What you need to do
Repeat the data word for word. Do not include the pictures.
begin Material provided
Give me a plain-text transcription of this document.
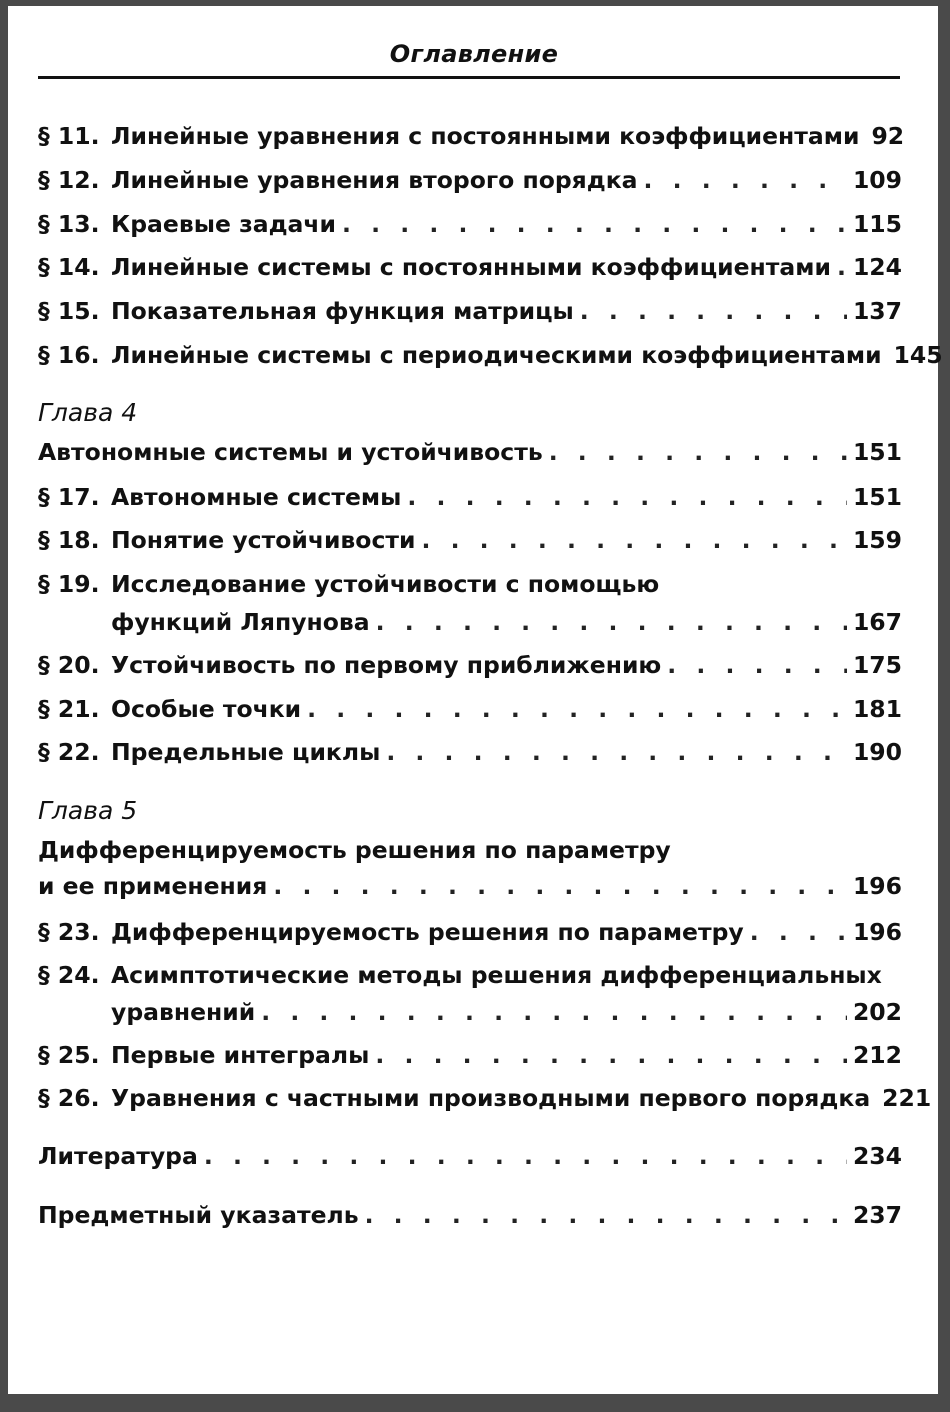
Оглавление
§ 11. Линейные уравнения с постоянными коэффициентами 92
§ 12. Линейные уравнения второго порядка . . .	109
§ 13. Краевые задачи . . .	115
§ 14. Линейные системы с постоянными коэффициентами . . . 124
§ 15. Показательная функция матрицы . . .	137
§ 16. Линейные системы с периодическими коэффициентами 145
Глава 4
Автономные системы и устойчивость . . .	151
§ 17. Автономные системы . . .	151
§ 18. Понятие устойчивости . . .	159
§ 19. Исследование устойчивости с помощью
функций Ляпунова . . .	167
§ 20. Устойчивость по первому приближению . . .	175
§ 21. Особые точки . . .	181
§ 22. Предельные циклы . . .	190
Глава 5
Дифференцируемость решения по параметру
и ее применения . . .	196
§ 23. Дифференцируемость решения по параметру . . .	196
§ 24. Асимптотические методы решения дифференциальных
уравнений . . .	202
§ 25. Первые интегралы . . .	212
§ 26. Уравнения с частными производными первого порядка 221
Литература . . .	234
Предметный указатель . . .	237
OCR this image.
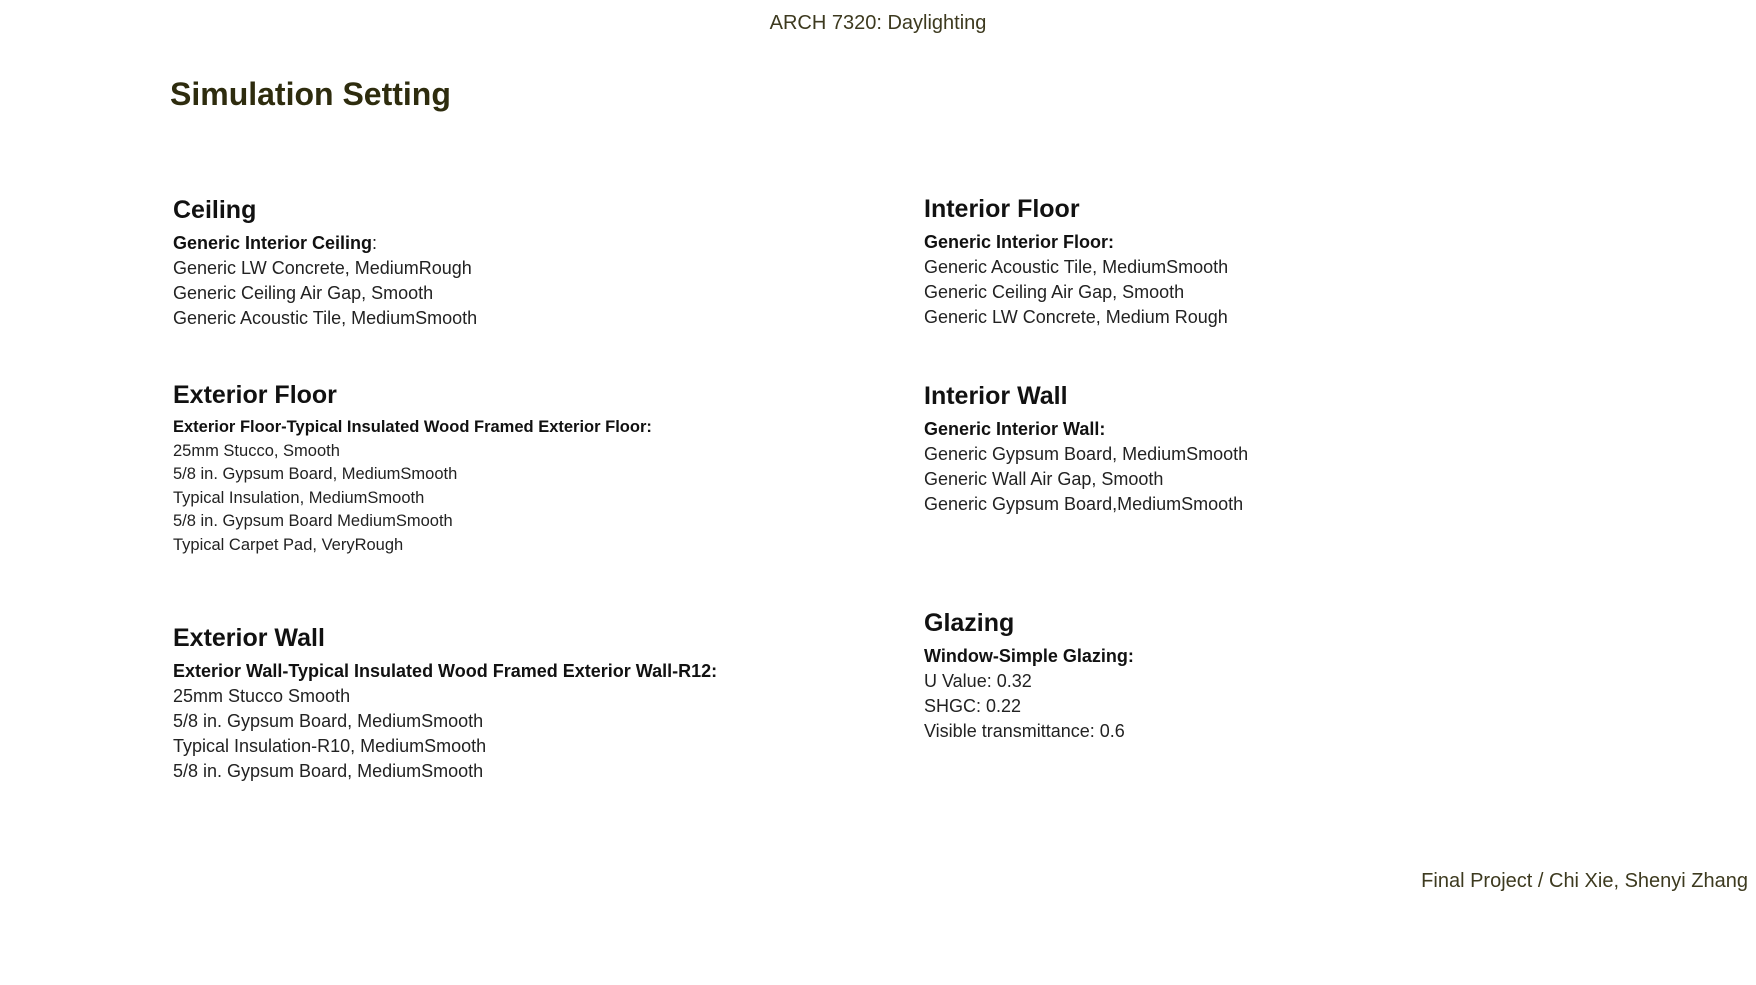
ARCH 7320: Daylighting
Simulation Setting
Ceiling
Generic Interior Ceiling:
Generic LW Concrete, MediumRough
Generic Ceiling Air Gap, Smooth
Generic Acoustic Tile, MediumSmooth
Exterior Floor
Exterior Floor-Typical Insulated Wood Framed Exterior Floor:
25mm Stucco, Smooth
5/8 in. Gypsum Board, MediumSmooth
Typical Insulation, MediumSmooth
5/8 in. Gypsum Board MediumSmooth
Typical Carpet Pad, VeryRough
Exterior Wall
Exterior Wall-Typical Insulated Wood Framed Exterior Wall-R12:
25mm Stucco Smooth
5/8 in. Gypsum Board, MediumSmooth
Typical Insulation-R10, MediumSmooth
5/8 in. Gypsum Board, MediumSmooth
Interior Floor
Generic Interior Floor:
Generic Acoustic Tile, MediumSmooth
Generic Ceiling Air Gap, Smooth
Generic LW Concrete, Medium Rough
Interior Wall
Generic Interior Wall:
Generic Gypsum Board, MediumSmooth
Generic Wall Air Gap, Smooth
Generic Gypsum Board,MediumSmooth
Glazing
Window-Simple Glazing:
U Value: 0.32
SHGC: 0.22
Visible transmittance: 0.6
Final Project / Chi Xie, Shenyi Zhang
end Material provided
Task solution
Give me a plain-text transcription of this document.
Оглавление
§ 11. Линейные уравнения с постоянными коэффициентами 92
§ 12. Линейные уравнения второго порядка . . .	109
§ 13. Краевые задачи . . .	115
§ 14. Линейные системы с постоянными коэффициентами . . . 124
§ 15. Показательная функция матрицы . . .	137
§ 16. Линейные системы с периодическими коэффициентами 145
Глава 4
Автономные системы и устойчивость . . .	151
§ 17. Автономные системы . . .	151
§ 18. Понятие устойчивости . . .	159
§ 19. Исследование устойчивости с помощью
функций Ляпунова . . .	167
§ 20. Устойчивость по первому приближению . . .	175
§ 21. Особые точки . . .	181
§ 22. Предельные циклы . . .	190
Глава 5
Дифференцируемость решения по параметру
и ее применения . . .	196
§ 23. Дифференцируемость решения по параметру . . .	196
§ 24. Асимптотические методы решения дифференциальных
уравнений . . .	202
§ 25. Первые интегралы . . .	212
§ 26. Уравнения с частными производными первого порядка 221
Литература . . .	234
Предметный указатель . . .	237
OCR this image.
ARCH 7320: Daylighting
Simulation Setting
Ceiling
Generic Interior Ceiling:
Generic LW Concrete, MediumRough
Generic Ceiling Air Gap, Smooth
Generic Acoustic Tile, MediumSmooth
Exterior Floor
Exterior Floor-Typical Insulated Wood Framed Exterior Floor:
25mm Stucco, Smooth
5/8 in. Gypsum Board, MediumSmooth
Typical Insulation, MediumSmooth
5/8 in. Gypsum Board MediumSmooth
Typical Carpet Pad, VeryRough
Exterior Wall
Exterior Wall-Typical Insulated Wood Framed Exterior Wall-R12:
25mm Stucco Smooth
5/8 in. Gypsum Board, MediumSmooth
Typical Insulation-R10, MediumSmooth
5/8 in. Gypsum Board, MediumSmooth
Interior Floor
Generic Interior Floor:
Generic Acoustic Tile, MediumSmooth
Generic Ceiling Air Gap, Smooth
Generic LW Concrete, Medium Rough
Interior Wall
Generic Interior Wall:
Generic Gypsum Board, MediumSmooth
Generic Wall Air Gap, Smooth
Generic Gypsum Board,MediumSmooth
Glazing
Window-Simple Glazing:
U Value: 0.32
SHGC: 0.22
Visible transmittance: 0.6
Final Project / Chi Xie, Shenyi Zhang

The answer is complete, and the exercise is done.